### DIRECTIONS FOR THIS TASK:
Locate each line with the string "told" in the listing below and copy it.

### MATERIAL SUPPLIED:
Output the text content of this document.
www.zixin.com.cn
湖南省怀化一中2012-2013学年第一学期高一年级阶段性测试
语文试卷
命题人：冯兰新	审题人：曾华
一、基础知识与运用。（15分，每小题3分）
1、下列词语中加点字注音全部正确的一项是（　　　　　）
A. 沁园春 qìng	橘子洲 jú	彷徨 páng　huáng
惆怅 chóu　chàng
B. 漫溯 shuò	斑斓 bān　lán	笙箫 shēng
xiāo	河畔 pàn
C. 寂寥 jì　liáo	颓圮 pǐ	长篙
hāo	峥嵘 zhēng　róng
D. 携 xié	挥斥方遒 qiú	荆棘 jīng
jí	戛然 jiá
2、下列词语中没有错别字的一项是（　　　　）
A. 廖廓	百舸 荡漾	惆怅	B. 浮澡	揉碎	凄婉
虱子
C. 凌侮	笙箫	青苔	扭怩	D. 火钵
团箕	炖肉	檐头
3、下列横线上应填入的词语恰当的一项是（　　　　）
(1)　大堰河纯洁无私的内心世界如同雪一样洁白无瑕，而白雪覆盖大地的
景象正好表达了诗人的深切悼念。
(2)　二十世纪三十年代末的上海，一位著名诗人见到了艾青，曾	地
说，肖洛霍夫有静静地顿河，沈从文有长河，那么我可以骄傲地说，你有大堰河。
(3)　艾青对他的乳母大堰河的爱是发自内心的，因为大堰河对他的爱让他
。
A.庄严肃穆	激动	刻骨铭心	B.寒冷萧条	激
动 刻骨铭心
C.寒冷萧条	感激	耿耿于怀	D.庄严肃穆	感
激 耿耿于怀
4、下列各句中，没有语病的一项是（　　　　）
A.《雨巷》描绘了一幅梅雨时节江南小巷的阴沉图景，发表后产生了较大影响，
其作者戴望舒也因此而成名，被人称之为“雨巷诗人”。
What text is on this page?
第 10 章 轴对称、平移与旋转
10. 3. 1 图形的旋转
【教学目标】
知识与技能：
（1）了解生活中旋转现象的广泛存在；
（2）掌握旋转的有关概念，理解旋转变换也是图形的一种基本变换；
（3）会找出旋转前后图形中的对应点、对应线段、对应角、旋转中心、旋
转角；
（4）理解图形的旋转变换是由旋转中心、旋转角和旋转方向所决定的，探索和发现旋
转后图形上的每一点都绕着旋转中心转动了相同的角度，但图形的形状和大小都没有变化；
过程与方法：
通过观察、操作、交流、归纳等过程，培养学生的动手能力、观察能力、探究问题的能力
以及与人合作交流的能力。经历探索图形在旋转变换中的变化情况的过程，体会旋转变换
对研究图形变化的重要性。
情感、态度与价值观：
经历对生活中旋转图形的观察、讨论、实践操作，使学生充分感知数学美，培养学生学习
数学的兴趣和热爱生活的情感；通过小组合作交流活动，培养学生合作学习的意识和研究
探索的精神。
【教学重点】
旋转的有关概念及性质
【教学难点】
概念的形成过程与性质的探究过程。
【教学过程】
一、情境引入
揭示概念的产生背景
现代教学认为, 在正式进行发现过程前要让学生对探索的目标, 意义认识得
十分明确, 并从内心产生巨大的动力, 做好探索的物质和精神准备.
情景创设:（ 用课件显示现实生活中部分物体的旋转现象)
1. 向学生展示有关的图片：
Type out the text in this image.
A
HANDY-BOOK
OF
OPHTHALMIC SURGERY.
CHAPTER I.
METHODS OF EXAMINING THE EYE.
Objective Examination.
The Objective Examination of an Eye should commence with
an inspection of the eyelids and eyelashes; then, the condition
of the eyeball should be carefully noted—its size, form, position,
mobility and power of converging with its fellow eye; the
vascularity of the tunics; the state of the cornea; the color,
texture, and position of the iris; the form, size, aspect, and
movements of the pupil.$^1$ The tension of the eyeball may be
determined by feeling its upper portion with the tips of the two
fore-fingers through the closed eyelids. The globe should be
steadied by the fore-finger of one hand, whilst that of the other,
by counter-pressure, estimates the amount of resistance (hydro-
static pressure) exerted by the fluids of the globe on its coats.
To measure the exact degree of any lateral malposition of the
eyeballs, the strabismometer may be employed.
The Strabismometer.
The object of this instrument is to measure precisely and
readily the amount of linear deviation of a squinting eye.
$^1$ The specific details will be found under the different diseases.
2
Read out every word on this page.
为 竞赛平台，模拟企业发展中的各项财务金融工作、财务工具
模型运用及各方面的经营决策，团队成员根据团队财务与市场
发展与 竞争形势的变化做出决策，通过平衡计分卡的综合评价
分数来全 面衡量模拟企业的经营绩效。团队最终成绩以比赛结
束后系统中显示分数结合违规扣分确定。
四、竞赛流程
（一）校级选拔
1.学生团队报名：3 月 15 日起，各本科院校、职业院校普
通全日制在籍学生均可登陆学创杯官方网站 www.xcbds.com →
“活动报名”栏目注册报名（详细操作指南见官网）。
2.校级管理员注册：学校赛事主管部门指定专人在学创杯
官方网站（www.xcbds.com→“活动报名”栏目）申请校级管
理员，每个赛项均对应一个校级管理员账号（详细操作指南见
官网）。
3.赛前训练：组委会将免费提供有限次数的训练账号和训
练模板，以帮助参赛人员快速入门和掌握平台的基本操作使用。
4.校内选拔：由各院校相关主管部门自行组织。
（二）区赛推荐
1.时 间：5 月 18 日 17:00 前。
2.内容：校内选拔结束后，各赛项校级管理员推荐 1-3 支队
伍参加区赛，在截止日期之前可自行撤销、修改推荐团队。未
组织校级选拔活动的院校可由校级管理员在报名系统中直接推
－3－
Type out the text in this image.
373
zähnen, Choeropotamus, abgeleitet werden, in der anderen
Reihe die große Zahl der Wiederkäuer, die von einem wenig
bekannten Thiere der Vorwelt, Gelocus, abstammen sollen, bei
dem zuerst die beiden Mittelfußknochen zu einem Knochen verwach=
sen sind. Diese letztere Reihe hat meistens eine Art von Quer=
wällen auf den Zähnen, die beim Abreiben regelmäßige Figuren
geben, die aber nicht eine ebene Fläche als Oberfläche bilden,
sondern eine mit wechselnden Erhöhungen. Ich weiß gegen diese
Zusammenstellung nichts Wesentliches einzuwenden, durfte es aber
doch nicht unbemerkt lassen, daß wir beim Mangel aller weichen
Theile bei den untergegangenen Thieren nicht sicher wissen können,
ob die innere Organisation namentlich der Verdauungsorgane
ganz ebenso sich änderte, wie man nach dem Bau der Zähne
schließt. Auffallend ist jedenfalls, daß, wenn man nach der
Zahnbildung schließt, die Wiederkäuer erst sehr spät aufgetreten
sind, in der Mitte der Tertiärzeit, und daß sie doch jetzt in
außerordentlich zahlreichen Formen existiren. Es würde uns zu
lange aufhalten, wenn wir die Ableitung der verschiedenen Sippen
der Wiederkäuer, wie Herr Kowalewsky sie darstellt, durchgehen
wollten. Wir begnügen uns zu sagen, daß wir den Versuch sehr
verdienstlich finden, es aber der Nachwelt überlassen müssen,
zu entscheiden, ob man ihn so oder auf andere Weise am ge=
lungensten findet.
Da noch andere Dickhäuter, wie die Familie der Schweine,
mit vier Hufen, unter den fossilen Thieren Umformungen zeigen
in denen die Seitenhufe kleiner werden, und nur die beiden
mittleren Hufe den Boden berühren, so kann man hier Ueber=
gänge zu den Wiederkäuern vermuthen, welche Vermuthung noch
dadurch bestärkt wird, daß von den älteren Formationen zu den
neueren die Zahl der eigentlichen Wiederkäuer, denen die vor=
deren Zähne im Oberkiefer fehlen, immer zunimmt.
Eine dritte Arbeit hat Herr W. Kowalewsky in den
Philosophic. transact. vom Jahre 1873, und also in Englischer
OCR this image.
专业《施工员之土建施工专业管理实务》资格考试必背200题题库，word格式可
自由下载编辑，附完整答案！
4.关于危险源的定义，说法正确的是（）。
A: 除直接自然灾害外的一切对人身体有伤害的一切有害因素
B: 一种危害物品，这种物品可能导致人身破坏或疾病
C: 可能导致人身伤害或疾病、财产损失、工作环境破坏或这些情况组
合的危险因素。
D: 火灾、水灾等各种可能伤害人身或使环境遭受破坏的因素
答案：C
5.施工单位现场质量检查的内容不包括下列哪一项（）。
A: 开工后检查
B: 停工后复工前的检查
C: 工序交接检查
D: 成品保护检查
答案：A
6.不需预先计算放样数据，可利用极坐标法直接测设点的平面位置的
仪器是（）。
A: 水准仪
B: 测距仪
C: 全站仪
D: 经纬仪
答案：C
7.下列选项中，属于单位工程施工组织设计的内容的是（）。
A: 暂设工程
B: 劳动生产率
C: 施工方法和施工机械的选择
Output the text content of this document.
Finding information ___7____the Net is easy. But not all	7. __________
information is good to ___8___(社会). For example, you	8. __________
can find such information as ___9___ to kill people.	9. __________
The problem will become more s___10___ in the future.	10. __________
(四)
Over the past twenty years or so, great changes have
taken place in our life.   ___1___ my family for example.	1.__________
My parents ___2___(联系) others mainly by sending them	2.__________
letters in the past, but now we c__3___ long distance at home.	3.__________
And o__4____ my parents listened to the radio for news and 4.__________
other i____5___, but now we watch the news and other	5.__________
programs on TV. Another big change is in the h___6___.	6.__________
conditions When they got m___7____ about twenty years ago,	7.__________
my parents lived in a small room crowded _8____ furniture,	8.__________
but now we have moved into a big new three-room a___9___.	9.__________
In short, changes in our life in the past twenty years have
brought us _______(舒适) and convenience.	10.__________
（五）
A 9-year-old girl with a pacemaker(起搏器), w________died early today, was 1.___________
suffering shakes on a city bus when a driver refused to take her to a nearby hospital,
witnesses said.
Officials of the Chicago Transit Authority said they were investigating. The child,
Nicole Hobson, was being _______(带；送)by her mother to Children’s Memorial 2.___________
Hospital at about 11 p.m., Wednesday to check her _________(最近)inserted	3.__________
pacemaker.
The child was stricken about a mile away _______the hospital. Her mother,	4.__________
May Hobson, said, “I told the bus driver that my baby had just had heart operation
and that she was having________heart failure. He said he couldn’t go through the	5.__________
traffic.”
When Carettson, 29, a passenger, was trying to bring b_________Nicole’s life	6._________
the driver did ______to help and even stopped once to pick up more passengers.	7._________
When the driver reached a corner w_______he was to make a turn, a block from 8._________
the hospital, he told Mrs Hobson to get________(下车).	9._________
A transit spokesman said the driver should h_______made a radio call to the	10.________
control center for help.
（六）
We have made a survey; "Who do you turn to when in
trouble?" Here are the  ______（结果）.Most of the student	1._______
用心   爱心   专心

### WRITTEN RESPONSE:
May Hobson, said, “I told the bus driver that my baby had just had heart operation
the hospital, he told Mrs Hobson to get________(下车).	9._________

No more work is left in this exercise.